▶ _Information given_:
»»
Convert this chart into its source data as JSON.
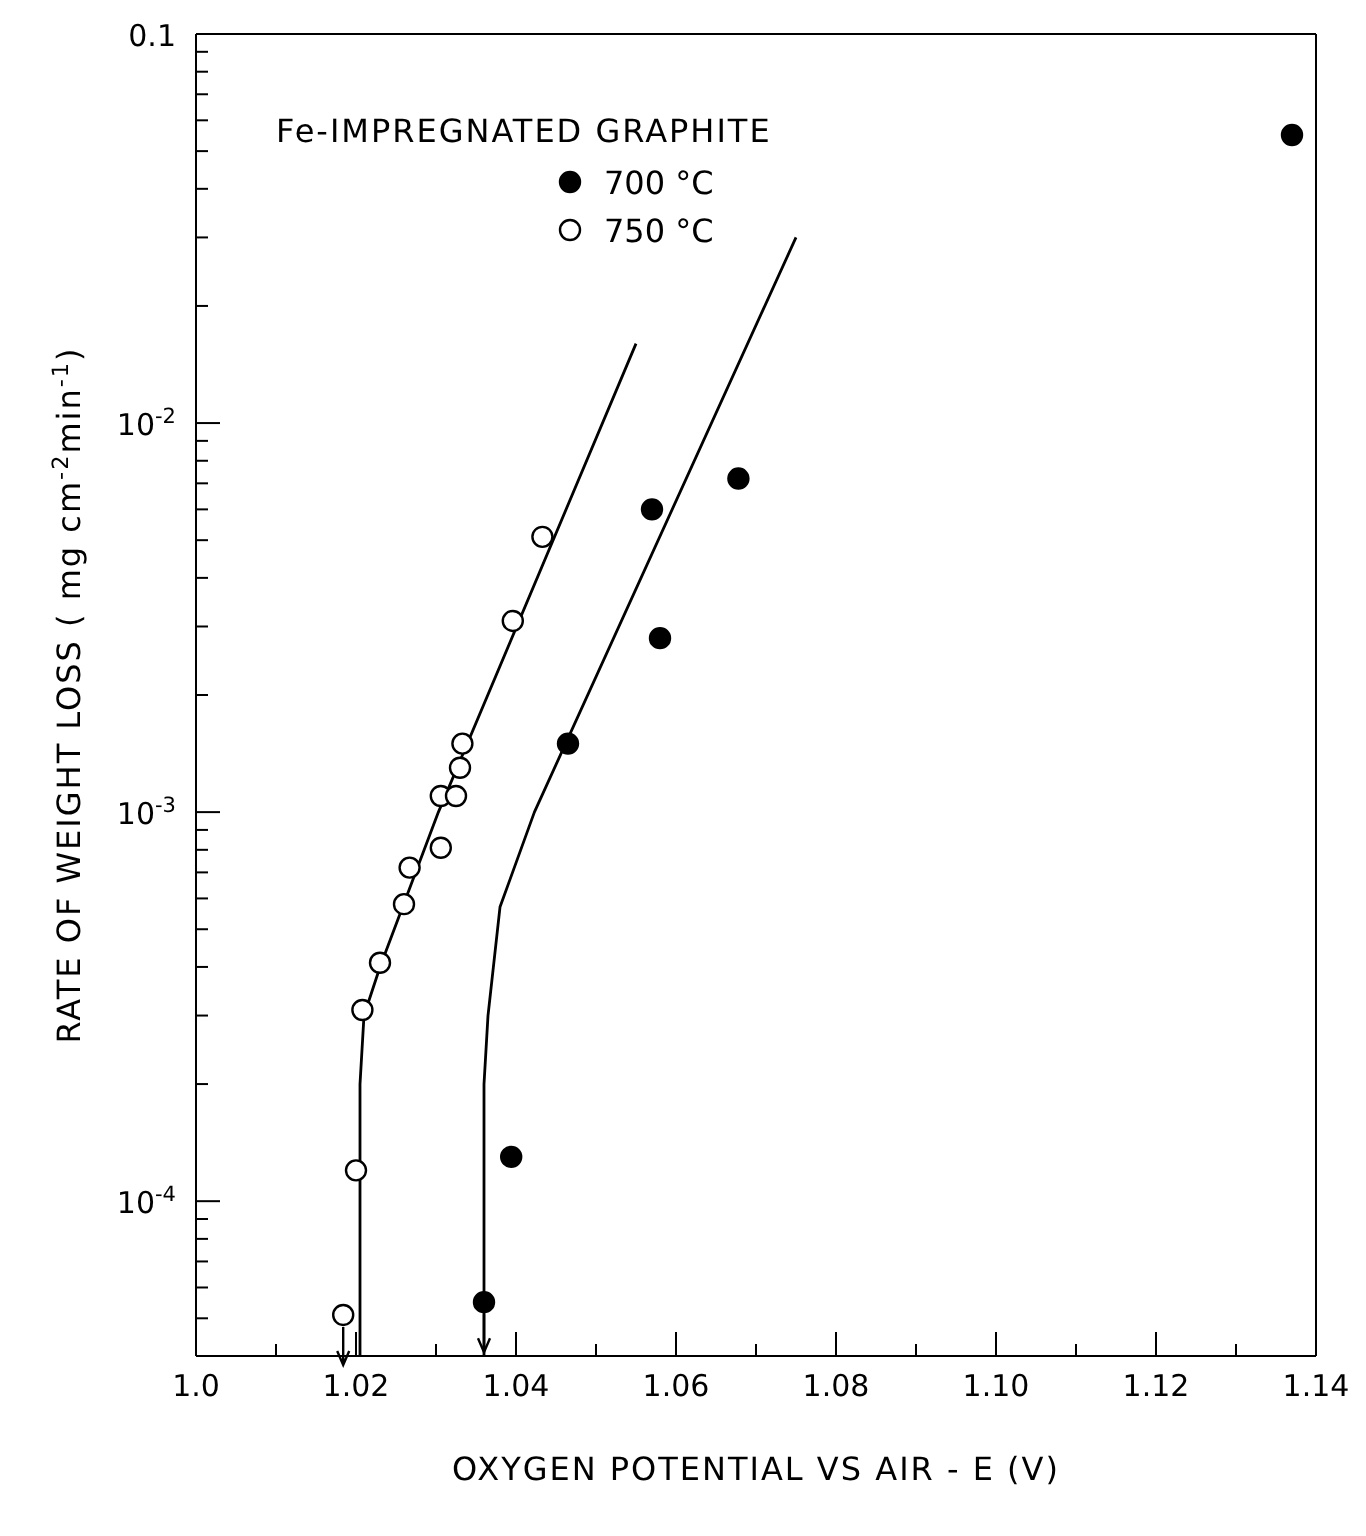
{
  "chart_data": {
    "type": "scatter",
    "xlabel": "OXYGEN POTENTIAL VS AIR - E (V)",
    "ylabel": "RATE OF WEIGHT LOSS ( mg cm$^{-2}$min$^{-1}$)",
    "legend_title": "Fe-IMPREGNATED GRAPHITE",
    "legend": "top left",
    "log": "y",
    "marker": "circle",
    "xlim": [
      1.0,
      1.14
    ],
    "xticks": [
      {
        "value": 1.0,
        "label": "1.0"
      },
      {
        "value": 1.01,
        "label": null
      },
      1.02,
      {
        "value": 1.03,
        "label": null
      },
      1.04,
      {
        "value": 1.05,
        "label": null
      },
      1.06,
      {
        "value": 1.07,
        "label": null
      },
      1.08,
      {
        "value": 1.09,
        "label": null
      },
      {
        "value": 1.1,
        "label": "1.10"
      },
      {
        "value": 1.11,
        "label": null
      },
      1.12,
      {
        "value": 1.13,
        "label": null
      },
      1.14
    ],
    "ylim": [
      4e-05,
      0.1
    ],
    "yticks": [
      {
        "value": 5e-05,
        "label": null
      },
      {
        "value": 6e-05,
        "label": null
      },
      {
        "value": 7e-05,
        "label": null
      },
      {
        "value": 8e-05,
        "label": null
      },
      {
        "value": 9e-05,
        "label": null
      },
      {
        "value": 0.0001,
        "label": "10$^{-4}$"
      },
      {
        "value": 0.0002,
        "label": null
      },
      {
        "value": 0.0003,
        "label": null
      },
      {
        "value": 0.0004,
        "label": null
      },
      {
        "value": 0.0005,
        "label": null
      },
      {
        "value": 0.0006,
        "label": null
      },
      {
        "value": 0.0007,
        "label": null
      },
      {
        "value": 0.0008,
        "label": null
      },
      {
        "value": 0.0009,
        "label": null
      },
      {
        "value": 0.001,
        "label": "10$^{-3}$"
      },
      {
        "value": 0.002,
        "label": null
      },
      {
        "value": 0.003,
        "label": null
      },
      {
        "value": 0.004,
        "label": null
      },
      {
        "value": 0.005,
        "label": null
      },
      {
        "value": 0.006,
        "label": null
      },
      {
        "value": 0.007,
        "label": null
      },
      {
        "value": 0.008,
        "label": null
      },
      {
        "value": 0.009,
        "label": null
      },
      {
        "value": 0.01,
        "label": "10$^{-2}$"
      },
      {
        "value": 0.02,
        "label": null
      },
      {
        "value": 0.03,
        "label": null
      },
      {
        "value": 0.04,
        "label": null
      },
      {
        "value": 0.05,
        "label": null
      },
      {
        "value": 0.06,
        "label": null
      },
      {
        "value": 0.07,
        "label": null
      },
      {
        "value": 0.08,
        "label": null
      },
      {
        "value": 0.09,
        "label": null
      },
      {
        "value": 0.1,
        "label": "0.1"
      }
    ],
    "series": [
      {
        "name": "700 °C",
        "color": "#000000",
        "x": [
          1.036,
          1.0394,
          1.0465,
          1.057,
          1.058,
          1.0678,
          1.137
        ],
        "values": [
          5.5e-05,
          0.00013,
          0.0015,
          0.006,
          0.0028,
          0.0072,
          0.055
        ]
      },
      {
        "name": "750 °C",
        "color": "#ffffff",
        "x": [
          1.0184,
          1.02,
          1.0208,
          1.023,
          1.026,
          1.0267,
          1.0306,
          1.0306,
          1.0325,
          1.033,
          1.0333,
          1.0396,
          1.0433
        ],
        "values": [
          5.1e-05,
          0.00012,
          0.00031,
          0.00041,
          0.00058,
          0.00072,
          0.00081,
          0.0011,
          0.0011,
          0.0013,
          0.0015,
          0.0031,
          0.0051
        ]
      },
      {
        "type": "line",
        "color": "#000000",
        "marker": "none",
        "x": [
          1.0205,
          1.0205,
          1.021,
          1.023,
          1.0303,
          1.055
        ],
        "values": [
          4e-05,
          0.0002,
          0.0003,
          0.0004,
          0.001,
          0.016
        ]
      },
      {
        "type": "line",
        "color": "#000000",
        "marker": "none",
        "x": [
          1.036,
          1.036,
          1.0365,
          1.038,
          1.0423,
          1.075
        ],
        "values": [
          4e-05,
          0.0002,
          0.0003,
          0.00057,
          0.001,
          0.03
        ]
      }
    ]
  }
}
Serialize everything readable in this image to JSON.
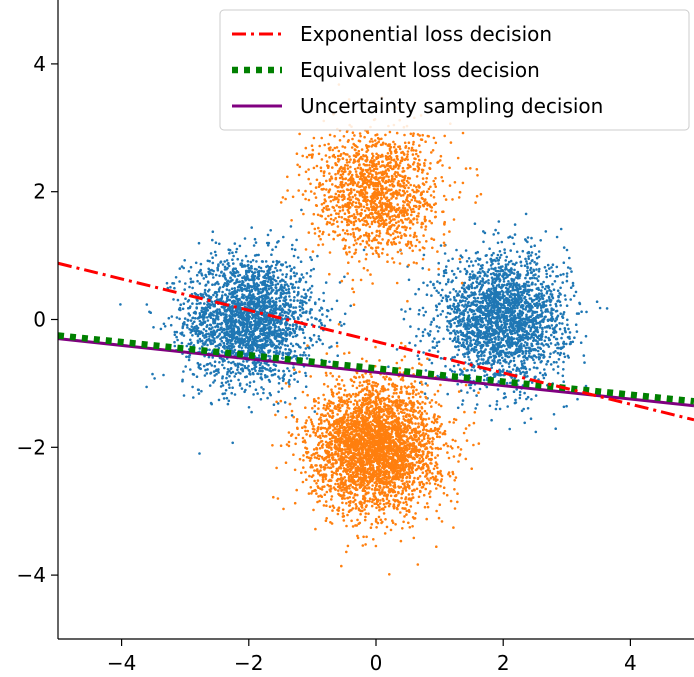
{
  "chart_data": {
    "type": "scatter",
    "title": "",
    "xlabel": "",
    "ylabel": "",
    "xlim": [
      -5,
      5
    ],
    "ylim": [
      -5,
      5
    ],
    "xticks": [
      -4,
      -2,
      0,
      2,
      4
    ],
    "yticks": [
      -4,
      -2,
      0,
      2,
      4
    ],
    "xtick_labels": [
      "−4",
      "−2",
      "0",
      "2",
      "4"
    ],
    "ytick_labels": [
      "−4",
      "−2",
      "0",
      "2",
      "4"
    ],
    "grid": false,
    "legend_position": "top-right",
    "clusters": [
      {
        "class": "blue",
        "center": [
          -2,
          0
        ],
        "spread": 0.5,
        "count": 2500
      },
      {
        "class": "blue",
        "center": [
          2,
          0
        ],
        "spread": 0.5,
        "count": 2500
      },
      {
        "class": "orange",
        "center": [
          0,
          2
        ],
        "spread": 0.5,
        "count": 1500
      },
      {
        "class": "orange",
        "center": [
          0,
          -2
        ],
        "spread": 0.5,
        "count": 3500
      }
    ],
    "class_colors": {
      "blue": "#1f77b4",
      "orange": "#ff7f0e"
    },
    "lines": [
      {
        "name": "Exponential loss decision",
        "color": "#ff0000",
        "style": "dashdot",
        "x": [
          -5,
          5
        ],
        "y": [
          0.88,
          -1.57
        ]
      },
      {
        "name": "Equivalent loss decision",
        "color": "#008000",
        "style": "dotted",
        "x": [
          -5,
          5
        ],
        "y": [
          -0.25,
          -1.28
        ]
      },
      {
        "name": "Uncertainty sampling decision",
        "color": "#800080",
        "style": "solid",
        "x": [
          -5,
          5
        ],
        "y": [
          -0.3,
          -1.35
        ]
      }
    ]
  }
}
««
▶ _Exercise prompt_: Retype the whole listing, keeping every line identical and omitting all pictures.

▶ _Reply_:
Convert this chart into its source data as JSON.
{
  "chart_data": {
    "type": "scatter",
    "xlabel": "OXYGEN POTENTIAL VS AIR - E (V)",
    "ylabel": "RATE OF WEIGHT LOSS ( mg cm$^{-2}$min$^{-1}$)",
    "legend_title": "Fe-IMPREGNATED GRAPHITE",
    "legend": "top left",
    "log": "y",
    "marker": "circle",
    "xlim": [
      1.0,
      1.14
    ],
    "xticks": [
      {
        "value": 1.0,
        "label": "1.0"
      },
      {
        "value": 1.01,
        "label": null
      },
      1.02,
      {
        "value": 1.03,
        "label": null
      },
      1.04,
      {
        "value": 1.05,
        "label": null
      },
      1.06,
      {
        "value": 1.07,
        "label": null
      },
      1.08,
      {
        "value": 1.09,
        "label": null
      },
      {
        "value": 1.1,
        "label": "1.10"
      },
      {
        "value": 1.11,
        "label": null
      },
      1.12,
      {
        "value": 1.13,
        "label": null
      },
      1.14
    ],
    "ylim": [
      4e-05,
      0.1
    ],
    "yticks": [
      {
        "value": 5e-05,
        "label": null
      },
      {
        "value": 6e-05,
        "label": null
      },
      {
        "value": 7e-05,
        "label": null
      },
      {
        "value": 8e-05,
        "label": null
      },
      {
        "value": 9e-05,
        "label": null
      },
      {
        "value": 0.0001,
        "label": "10$^{-4}$"
      },
      {
        "value": 0.0002,
        "label": null
      },
      {
        "value": 0.0003,
        "label": null
      },
      {
        "value": 0.0004,
        "label": null
      },
      {
        "value": 0.0005,
        "label": null
      },
      {
        "value": 0.0006,
        "label": null
      },
      {
        "value": 0.0007,
        "label": null
      },
      {
        "value": 0.0008,
        "label": null
      },
      {
        "value": 0.0009,
        "label": null
      },
      {
        "value": 0.001,
        "label": "10$^{-3}$"
      },
      {
        "value": 0.002,
        "label": null
      },
      {
        "value": 0.003,
        "label": null
      },
      {
        "value": 0.004,
        "label": null
      },
      {
        "value": 0.005,
        "label": null
      },
      {
        "value": 0.006,
        "label": null
      },
      {
        "value": 0.007,
        "label": null
      },
      {
        "value": 0.008,
        "label": null
      },
      {
        "value": 0.009,
        "label": null
      },
      {
        "value": 0.01,
        "label": "10$^{-2}$"
      },
      {
        "value": 0.02,
        "label": null
      },
      {
        "value": 0.03,
        "label": null
      },
      {
        "value": 0.04,
        "label": null
      },
      {
        "value": 0.05,
        "label": null
      },
      {
        "value": 0.06,
        "label": null
      },
      {
        "value": 0.07,
        "label": null
      },
      {
        "value": 0.08,
        "label": null
      },
      {
        "value": 0.09,
        "label": null
      },
      {
        "value": 0.1,
        "label": "0.1"
      }
    ],
    "series": [
      {
        "name": "700 °C",
        "color": "#000000",
        "x": [
          1.036,
          1.0394,
          1.0465,
          1.057,
          1.058,
          1.0678,
          1.137
        ],
        "values": [
          5.5e-05,
          0.00013,
          0.0015,
          0.006,
          0.0028,
          0.0072,
          0.055
        ]
      },
      {
        "name": "750 °C",
        "color": "#ffffff",
        "x": [
          1.0184,
          1.02,
          1.0208,
          1.023,
          1.026,
          1.0267,
          1.0306,
          1.0306,
          1.0325,
          1.033,
          1.0333,
          1.0396,
          1.0433
        ],
        "values": [
          5.1e-05,
          0.00012,
          0.00031,
          0.00041,
          0.00058,
          0.00072,
          0.00081,
          0.0011,
          0.0011,
          0.0013,
          0.0015,
          0.0031,
          0.0051
        ]
      },
      {
        "type": "line",
        "color": "#000000",
        "marker": "none",
        "x": [
          1.0205,
          1.0205,
          1.021,
          1.023,
          1.0303,
          1.055
        ],
        "values": [
          4e-05,
          0.0002,
          0.0003,
          0.0004,
          0.001,
          0.016
        ]
      },
      {
        "type": "line",
        "color": "#000000",
        "marker": "none",
        "x": [
          1.036,
          1.036,
          1.0365,
          1.038,
          1.0423,
          1.075
        ],
        "values": [
          4e-05,
          0.0002,
          0.0003,
          0.00057,
          0.001,
          0.03
        ]
      }
    ]
  }
}
Serialize everything readable in this image to JSON.
{
  "chart_data": {
    "type": "scatter",
    "title": "",
    "xlabel": "",
    "ylabel": "",
    "xlim": [
      -5,
      5
    ],
    "ylim": [
      -5,
      5
    ],
    "xticks": [
      -4,
      -2,
      0,
      2,
      4
    ],
    "yticks": [
      -4,
      -2,
      0,
      2,
      4
    ],
    "xtick_labels": [
      "−4",
      "−2",
      "0",
      "2",
      "4"
    ],
    "ytick_labels": [
      "−4",
      "−2",
      "0",
      "2",
      "4"
    ],
    "grid": false,
    "legend_position": "top-right",
    "clusters": [
      {
        "class": "blue",
        "center": [
          -2,
          0
        ],
        "spread": 0.5,
        "count": 2500
      },
      {
        "class": "blue",
        "center": [
          2,
          0
        ],
        "spread": 0.5,
        "count": 2500
      },
      {
        "class": "orange",
        "center": [
          0,
          2
        ],
        "spread": 0.5,
        "count": 1500
      },
      {
        "class": "orange",
        "center": [
          0,
          -2
        ],
        "spread": 0.5,
        "count": 3500
      }
    ],
    "class_colors": {
      "blue": "#1f77b4",
      "orange": "#ff7f0e"
    },
    "lines": [
      {
        "name": "Exponential loss decision",
        "color": "#ff0000",
        "style": "dashdot",
        "x": [
          -5,
          5
        ],
        "y": [
          0.88,
          -1.57
        ]
      },
      {
        "name": "Equivalent loss decision",
        "color": "#008000",
        "style": "dotted",
        "x": [
          -5,
          5
        ],
        "y": [
          -0.25,
          -1.28
        ]
      },
      {
        "name": "Uncertainty sampling decision",
        "color": "#800080",
        "style": "solid",
        "x": [
          -5,
          5
        ],
        "y": [
          -0.3,
          -1.35
        ]
      }
    ]
  }
}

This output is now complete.